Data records
◆ ◆ ◆ ◆
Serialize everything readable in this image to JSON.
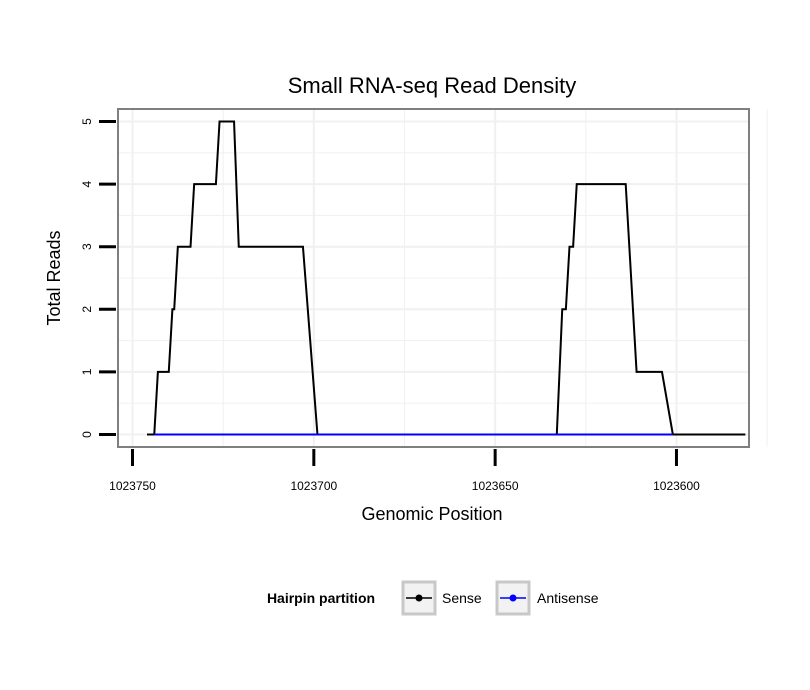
{
  "chart_data": {
    "type": "line",
    "title": "Small RNA-seq Read Density",
    "xlabel": "Genomic Position",
    "ylabel": "Total Reads",
    "x_reversed": true,
    "xlim": [
      1023754,
      1023580
    ],
    "ylim": [
      -0.2,
      5.2
    ],
    "x_ticks": [
      1023750,
      1023700,
      1023650,
      1023600
    ],
    "x_tick_labels": [
      "1023750",
      "1023700",
      "1023650",
      "1023600"
    ],
    "y_ticks": [
      0,
      1,
      2,
      3,
      4,
      5
    ],
    "y_tick_labels": [
      "0",
      "1",
      "2",
      "3",
      "4",
      "5"
    ],
    "grid": true,
    "legend": {
      "title": "Hairpin partition",
      "position": "bottom",
      "entries": [
        "Sense",
        "Antisense"
      ]
    },
    "series": [
      {
        "name": "Sense",
        "color": "#000000",
        "x": [
          1023746,
          1023744,
          1023743,
          1023740,
          1023739,
          1023738.5,
          1023737.5,
          1023734,
          1023733,
          1023727,
          1023726,
          1023724.7,
          1023723.3,
          1023722,
          1023720.7,
          1023703,
          1023699,
          1023633,
          1023631.5,
          1023630.5,
          1023629.5,
          1023628.5,
          1023627.5,
          1023614,
          1023613,
          1023611,
          1023604,
          1023601,
          1023581
        ],
        "y": [
          0,
          0,
          1,
          1,
          2,
          2,
          3,
          3,
          4,
          4,
          5,
          5,
          5,
          5,
          3,
          3,
          0,
          0,
          2,
          2,
          3,
          3,
          4,
          4,
          3,
          1,
          1,
          0,
          0
        ]
      },
      {
        "name": "Antisense",
        "color": "#0000ff",
        "x": [
          1023744,
          1023699,
          1023633,
          1023601
        ],
        "y": [
          0,
          0,
          0,
          0
        ]
      }
    ]
  }
}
◆ ◆ ◆ ◆
All records must be output exactly as they are, except for the pictures, which are left out.

Reply:
Serialize everything readable in this image to JSON.
{
  "chart_data": {
    "type": "line",
    "title": "Small RNA-seq Read Density",
    "xlabel": "Genomic Position",
    "ylabel": "Total Reads",
    "x_reversed": true,
    "xlim": [
      1023754,
      1023580
    ],
    "ylim": [
      -0.2,
      5.2
    ],
    "x_ticks": [
      1023750,
      1023700,
      1023650,
      1023600
    ],
    "x_tick_labels": [
      "1023750",
      "1023700",
      "1023650",
      "1023600"
    ],
    "y_ticks": [
      0,
      1,
      2,
      3,
      4,
      5
    ],
    "y_tick_labels": [
      "0",
      "1",
      "2",
      "3",
      "4",
      "5"
    ],
    "grid": true,
    "legend": {
      "title": "Hairpin partition",
      "position": "bottom",
      "entries": [
        "Sense",
        "Antisense"
      ]
    },
    "series": [
      {
        "name": "Sense",
        "color": "#000000",
        "x": [
          1023746,
          1023744,
          1023743,
          1023740,
          1023739,
          1023738.5,
          1023737.5,
          1023734,
          1023733,
          1023727,
          1023726,
          1023724.7,
          1023723.3,
          1023722,
          1023720.7,
          1023703,
          1023699,
          1023633,
          1023631.5,
          1023630.5,
          1023629.5,
          1023628.5,
          1023627.5,
          1023614,
          1023613,
          1023611,
          1023604,
          1023601,
          1023581
        ],
        "y": [
          0,
          0,
          1,
          1,
          2,
          2,
          3,
          3,
          4,
          4,
          5,
          5,
          5,
          5,
          3,
          3,
          0,
          0,
          2,
          2,
          3,
          3,
          4,
          4,
          3,
          1,
          1,
          0,
          0
        ]
      },
      {
        "name": "Antisense",
        "color": "#0000ff",
        "x": [
          1023744,
          1023699,
          1023633,
          1023601
        ],
        "y": [
          0,
          0,
          0,
          0
        ]
      }
    ]
  }
}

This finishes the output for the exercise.